#### The problem
The exercise asks for every line of the data to be reproduced exactly.

#### Data extract
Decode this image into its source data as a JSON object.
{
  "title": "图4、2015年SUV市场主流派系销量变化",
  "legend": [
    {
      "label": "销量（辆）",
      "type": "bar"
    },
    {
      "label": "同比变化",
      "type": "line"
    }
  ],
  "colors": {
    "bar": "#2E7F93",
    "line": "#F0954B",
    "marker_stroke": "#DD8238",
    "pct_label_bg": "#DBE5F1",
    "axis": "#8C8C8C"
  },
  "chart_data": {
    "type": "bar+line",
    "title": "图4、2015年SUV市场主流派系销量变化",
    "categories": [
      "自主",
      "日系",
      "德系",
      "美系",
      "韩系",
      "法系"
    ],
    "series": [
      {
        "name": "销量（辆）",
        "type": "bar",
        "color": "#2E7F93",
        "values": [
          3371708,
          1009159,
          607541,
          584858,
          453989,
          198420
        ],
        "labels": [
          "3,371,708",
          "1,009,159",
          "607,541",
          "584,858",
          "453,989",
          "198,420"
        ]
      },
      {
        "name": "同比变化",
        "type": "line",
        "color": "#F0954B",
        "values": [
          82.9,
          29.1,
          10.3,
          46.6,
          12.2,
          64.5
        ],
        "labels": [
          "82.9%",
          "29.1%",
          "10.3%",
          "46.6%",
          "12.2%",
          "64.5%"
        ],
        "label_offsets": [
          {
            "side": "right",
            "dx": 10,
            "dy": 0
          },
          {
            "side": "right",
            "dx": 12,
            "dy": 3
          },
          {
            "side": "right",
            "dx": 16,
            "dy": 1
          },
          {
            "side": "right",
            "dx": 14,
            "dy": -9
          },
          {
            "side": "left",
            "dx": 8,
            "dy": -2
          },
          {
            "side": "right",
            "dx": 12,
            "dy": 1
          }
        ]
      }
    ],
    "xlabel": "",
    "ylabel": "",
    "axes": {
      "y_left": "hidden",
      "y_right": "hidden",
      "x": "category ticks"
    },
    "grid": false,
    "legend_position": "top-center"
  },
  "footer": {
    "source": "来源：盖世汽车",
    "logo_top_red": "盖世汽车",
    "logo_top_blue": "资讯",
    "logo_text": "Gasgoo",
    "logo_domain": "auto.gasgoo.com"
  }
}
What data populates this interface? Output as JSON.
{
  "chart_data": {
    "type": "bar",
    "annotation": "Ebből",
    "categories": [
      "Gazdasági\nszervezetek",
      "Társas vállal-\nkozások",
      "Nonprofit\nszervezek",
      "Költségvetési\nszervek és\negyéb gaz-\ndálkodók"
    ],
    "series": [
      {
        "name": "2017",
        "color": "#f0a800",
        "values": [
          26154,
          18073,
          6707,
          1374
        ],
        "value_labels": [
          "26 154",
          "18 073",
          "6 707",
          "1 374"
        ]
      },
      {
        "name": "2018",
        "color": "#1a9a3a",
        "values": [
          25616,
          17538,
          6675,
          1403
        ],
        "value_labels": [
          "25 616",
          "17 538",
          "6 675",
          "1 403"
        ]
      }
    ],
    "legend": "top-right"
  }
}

#### Task solution
Decode this image into its source data as a JSON object.
{
  "title": "图4、2015年SUV市场主流派系销量变化",
  "legend": [
    {
      "label": "销量（辆）",
      "type": "bar"
    },
    {
      "label": "同比变化",
      "type": "line"
    }
  ],
  "colors": {
    "bar": "#2E7F93",
    "line": "#F0954B",
    "marker_stroke": "#DD8238",
    "pct_label_bg": "#DBE5F1",
    "axis": "#8C8C8C"
  },
  "chart_data": {
    "type": "bar+line",
    "title": "图4、2015年SUV市场主流派系销量变化",
    "categories": [
      "自主",
      "日系",
      "德系",
      "美系",
      "韩系",
      "法系"
    ],
    "series": [
      {
        "name": "销量（辆）",
        "type": "bar",
        "color": "#2E7F93",
        "values": [
          3371708,
          1009159,
          607541,
          584858,
          453989,
          198420
        ],
        "labels": [
          "3,371,708",
          "1,009,159",
          "607,541",
          "584,858",
          "453,989",
          "198,420"
        ]
      },
      {
        "name": "同比变化",
        "type": "line",
        "color": "#F0954B",
        "values": [
          82.9,
          29.1,
          10.3,
          46.6,
          12.2,
          64.5
        ],
        "labels": [
          "82.9%",
          "29.1%",
          "10.3%",
          "46.6%",
          "12.2%",
          "64.5%"
        ],
        "label_offsets": [
          {
            "side": "right",
            "dx": 10,
            "dy": 0
          },
          {
            "side": "right",
            "dx": 12,
            "dy": 3
          },
          {
            "side": "right",
            "dx": 16,
            "dy": 1
          },
          {
            "side": "right",
            "dx": 14,
            "dy": -9
          },
          {
            "side": "left",
            "dx": 8,
            "dy": -2
          },
          {
            "side": "right",
            "dx": 12,
            "dy": 1
          }
        ]
      }
    ],
    "xlabel": "",
    "ylabel": "",
    "axes": {
      "y_left": "hidden",
      "y_right": "hidden",
      "x": "category ticks"
    },
    "grid": false,
    "legend_position": "top-center"
  },
  "footer": {
    "source": "来源：盖世汽车",
    "logo_top_red": "盖世汽车",
    "logo_top_blue": "资讯",
    "logo_text": "Gasgoo",
    "logo_domain": "auto.gasgoo.com"
  }
}
What data populates this interface? Output as JSON.
{
  "chart_data": {
    "type": "bar",
    "annotation": "Ebből",
    "categories": [
      "Gazdasági\nszervezetek",
      "Társas vállal-\nkozások",
      "Nonprofit\nszervezek",
      "Költségvetési\nszervek és\negyéb gaz-\ndálkodók"
    ],
    "series": [
      {
        "name": "2017",
        "color": "#f0a800",
        "values": [
          26154,
          18073,
          6707,
          1374
        ],
        "value_labels": [
          "26 154",
          "18 073",
          "6 707",
          "1 374"
        ]
      },
      {
        "name": "2018",
        "color": "#1a9a3a",
        "values": [
          25616,
          17538,
          6675,
          1403
        ],
        "value_labels": [
          "25 616",
          "17 538",
          "6 675",
          "1 403"
        ]
      }
    ],
    "legend": "top-right"
  }
}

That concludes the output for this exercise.